Work required: Please rewrite the material below with every "candle-body" changed to "bar-body" and nothing else altered.

Information provided:
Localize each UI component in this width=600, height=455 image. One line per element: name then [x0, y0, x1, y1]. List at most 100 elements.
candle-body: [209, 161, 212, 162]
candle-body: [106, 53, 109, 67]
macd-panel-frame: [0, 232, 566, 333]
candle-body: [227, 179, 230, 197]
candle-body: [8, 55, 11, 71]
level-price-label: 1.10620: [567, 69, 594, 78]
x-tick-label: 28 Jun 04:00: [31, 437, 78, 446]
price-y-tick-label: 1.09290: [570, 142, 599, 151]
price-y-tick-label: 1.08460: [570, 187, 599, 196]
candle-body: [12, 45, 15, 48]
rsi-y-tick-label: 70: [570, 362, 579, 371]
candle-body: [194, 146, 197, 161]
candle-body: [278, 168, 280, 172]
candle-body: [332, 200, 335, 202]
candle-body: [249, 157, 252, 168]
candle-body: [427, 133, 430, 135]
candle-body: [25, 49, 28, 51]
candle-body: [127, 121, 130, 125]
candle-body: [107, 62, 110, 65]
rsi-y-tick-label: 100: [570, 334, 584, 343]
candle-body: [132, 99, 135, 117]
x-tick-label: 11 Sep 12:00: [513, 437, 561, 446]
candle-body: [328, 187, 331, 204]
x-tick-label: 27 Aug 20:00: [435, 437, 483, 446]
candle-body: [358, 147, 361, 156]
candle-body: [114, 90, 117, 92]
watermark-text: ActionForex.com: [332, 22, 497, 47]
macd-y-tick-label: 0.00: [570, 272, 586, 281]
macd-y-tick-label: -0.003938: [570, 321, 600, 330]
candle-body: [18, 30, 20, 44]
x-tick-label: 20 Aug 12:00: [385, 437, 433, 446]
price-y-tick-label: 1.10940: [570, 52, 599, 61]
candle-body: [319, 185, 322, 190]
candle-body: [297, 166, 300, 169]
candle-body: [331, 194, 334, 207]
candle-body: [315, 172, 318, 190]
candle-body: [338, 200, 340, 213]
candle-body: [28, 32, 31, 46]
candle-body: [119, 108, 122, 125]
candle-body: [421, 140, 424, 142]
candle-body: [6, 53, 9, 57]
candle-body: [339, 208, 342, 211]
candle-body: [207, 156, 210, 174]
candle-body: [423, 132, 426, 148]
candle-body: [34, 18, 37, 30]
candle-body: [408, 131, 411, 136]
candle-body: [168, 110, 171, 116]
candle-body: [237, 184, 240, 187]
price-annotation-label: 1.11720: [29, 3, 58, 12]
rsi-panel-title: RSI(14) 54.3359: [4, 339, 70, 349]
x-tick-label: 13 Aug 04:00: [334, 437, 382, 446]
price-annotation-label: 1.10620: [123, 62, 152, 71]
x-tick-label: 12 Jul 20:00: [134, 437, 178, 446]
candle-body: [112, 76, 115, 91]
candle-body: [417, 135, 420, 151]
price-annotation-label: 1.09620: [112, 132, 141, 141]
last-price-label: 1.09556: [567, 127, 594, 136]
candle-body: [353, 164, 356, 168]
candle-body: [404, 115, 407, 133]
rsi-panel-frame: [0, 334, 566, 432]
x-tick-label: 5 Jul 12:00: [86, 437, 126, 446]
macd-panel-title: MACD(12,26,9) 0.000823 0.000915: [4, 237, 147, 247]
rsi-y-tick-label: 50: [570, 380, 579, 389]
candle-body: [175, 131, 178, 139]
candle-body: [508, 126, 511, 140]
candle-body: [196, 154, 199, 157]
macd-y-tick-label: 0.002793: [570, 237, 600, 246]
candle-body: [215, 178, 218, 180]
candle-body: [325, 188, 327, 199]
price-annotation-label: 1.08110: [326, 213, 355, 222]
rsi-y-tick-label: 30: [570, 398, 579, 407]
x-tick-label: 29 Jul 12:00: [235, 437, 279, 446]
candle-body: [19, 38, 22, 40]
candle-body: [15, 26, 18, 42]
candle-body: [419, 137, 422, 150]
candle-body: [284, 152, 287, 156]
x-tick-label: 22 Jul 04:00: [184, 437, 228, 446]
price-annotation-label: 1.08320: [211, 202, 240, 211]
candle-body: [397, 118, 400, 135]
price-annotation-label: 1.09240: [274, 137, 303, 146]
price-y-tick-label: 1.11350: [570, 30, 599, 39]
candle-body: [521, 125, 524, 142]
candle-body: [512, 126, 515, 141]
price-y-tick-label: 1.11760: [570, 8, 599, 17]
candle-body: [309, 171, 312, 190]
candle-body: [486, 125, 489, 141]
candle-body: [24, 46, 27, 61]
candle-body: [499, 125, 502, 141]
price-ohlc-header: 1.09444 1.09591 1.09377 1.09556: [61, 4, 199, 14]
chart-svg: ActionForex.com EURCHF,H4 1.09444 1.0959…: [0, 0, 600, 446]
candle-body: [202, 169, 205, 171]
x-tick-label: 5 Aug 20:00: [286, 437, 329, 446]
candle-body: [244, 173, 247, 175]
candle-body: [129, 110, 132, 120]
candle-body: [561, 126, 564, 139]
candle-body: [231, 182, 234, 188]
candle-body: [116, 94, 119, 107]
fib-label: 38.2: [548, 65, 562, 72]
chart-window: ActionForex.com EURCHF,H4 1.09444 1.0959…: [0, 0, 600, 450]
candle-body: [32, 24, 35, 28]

Written response:
Localize each UI component in this width=600, height=455 image. One line per element: name then [x0, y0, x1, y1]. List at most 100 elements.
bar-body: [209, 161, 212, 162]
bar-body: [106, 53, 109, 67]
macd-panel-frame: [0, 232, 566, 333]
bar-body: [227, 179, 230, 197]
bar-body: [8, 55, 11, 71]
level-price-label: 1.10620: [567, 69, 594, 78]
x-tick-label: 28 Jun 04:00: [31, 437, 78, 446]
price-y-tick-label: 1.09290: [570, 142, 599, 151]
price-y-tick-label: 1.08460: [570, 187, 599, 196]
bar-body: [12, 45, 15, 48]
rsi-y-tick-label: 70: [570, 362, 579, 371]
bar-body: [194, 146, 197, 161]
bar-body: [278, 168, 280, 172]
bar-body: [332, 200, 335, 202]
bar-body: [249, 157, 252, 168]
bar-body: [427, 133, 430, 135]
bar-body: [25, 49, 28, 51]
bar-body: [127, 121, 130, 125]
bar-body: [107, 62, 110, 65]
rsi-y-tick-label: 100: [570, 334, 584, 343]
bar-body: [132, 99, 135, 117]
x-tick-label: 11 Sep 12:00: [513, 437, 561, 446]
bar-body: [328, 187, 331, 204]
x-tick-label: 27 Aug 20:00: [435, 437, 483, 446]
bar-body: [358, 147, 361, 156]
bar-body: [114, 90, 117, 92]
watermark-text: ActionForex.com: [332, 22, 497, 47]
macd-y-tick-label: 0.00: [570, 272, 586, 281]
macd-y-tick-label: -0.003938: [570, 321, 600, 330]
bar-body: [18, 30, 20, 44]
x-tick-label: 20 Aug 12:00: [385, 437, 433, 446]
price-y-tick-label: 1.10940: [570, 52, 599, 61]
bar-body: [319, 185, 322, 190]
bar-body: [297, 166, 300, 169]
bar-body: [331, 194, 334, 207]
bar-body: [315, 172, 318, 190]
bar-body: [338, 200, 340, 213]
bar-body: [28, 32, 31, 46]
bar-body: [119, 108, 122, 125]
bar-body: [421, 140, 424, 142]
bar-body: [6, 53, 9, 57]
bar-body: [339, 208, 342, 211]
bar-body: [207, 156, 210, 174]
bar-body: [423, 132, 426, 148]
bar-body: [34, 18, 37, 30]
bar-body: [408, 131, 411, 136]
bar-body: [168, 110, 171, 116]
bar-body: [237, 184, 240, 187]
price-annotation-label: 1.11720: [29, 3, 58, 12]
rsi-panel-title: RSI(14) 54.3359: [4, 339, 70, 349]
x-tick-label: 13 Aug 04:00: [334, 437, 382, 446]
price-annotation-label: 1.10620: [123, 62, 152, 71]
x-tick-label: 12 Jul 20:00: [134, 437, 178, 446]
bar-body: [112, 76, 115, 91]
bar-body: [417, 135, 420, 151]
price-annotation-label: 1.09620: [112, 132, 141, 141]
last-price-label: 1.09556: [567, 127, 594, 136]
bar-body: [353, 164, 356, 168]
bar-body: [404, 115, 407, 133]
rsi-panel-frame: [0, 334, 566, 432]
x-tick-label: 5 Jul 12:00: [86, 437, 126, 446]
macd-panel-title: MACD(12,26,9) 0.000823 0.000915: [4, 237, 147, 247]
rsi-y-tick-label: 50: [570, 380, 579, 389]
bar-body: [175, 131, 178, 139]
bar-body: [508, 126, 511, 140]
bar-body: [196, 154, 199, 157]
macd-y-tick-label: 0.002793: [570, 237, 600, 246]
bar-body: [215, 178, 218, 180]
bar-body: [325, 188, 327, 199]
price-annotation-label: 1.08110: [326, 213, 355, 222]
rsi-y-tick-label: 30: [570, 398, 579, 407]
x-tick-label: 29 Jul 12:00: [235, 437, 279, 446]
bar-body: [19, 38, 22, 40]
bar-body: [15, 26, 18, 42]
bar-body: [419, 137, 422, 150]
bar-body: [284, 152, 287, 156]
x-tick-label: 22 Jul 04:00: [184, 437, 228, 446]
price-annotation-label: 1.08320: [211, 202, 240, 211]
bar-body: [397, 118, 400, 135]
price-annotation-label: 1.09240: [274, 137, 303, 146]
price-y-tick-label: 1.11350: [570, 30, 599, 39]
bar-body: [521, 125, 524, 142]
bar-body: [512, 126, 515, 141]
price-y-tick-label: 1.11760: [570, 8, 599, 17]
bar-body: [309, 171, 312, 190]
bar-body: [486, 125, 489, 141]
bar-body: [24, 46, 27, 61]
bar-body: [499, 125, 502, 141]
price-ohlc-header: 1.09444 1.09591 1.09377 1.09556: [61, 4, 199, 14]
chart-svg: ActionForex.com EURCHF,H4 1.09444 1.0959…: [0, 0, 600, 446]
bar-body: [202, 169, 205, 171]
x-tick-label: 5 Aug 20:00: [286, 437, 329, 446]
bar-body: [244, 173, 247, 175]
bar-body: [129, 110, 132, 120]
bar-body: [561, 126, 564, 139]
bar-body: [231, 182, 234, 188]
bar-body: [116, 94, 119, 107]
fib-label: 38.2: [548, 65, 562, 72]
chart-window: ActionForex.com EURCHF,H4 1.09444 1.0959…: [0, 0, 600, 450]
bar-body: [32, 24, 35, 28]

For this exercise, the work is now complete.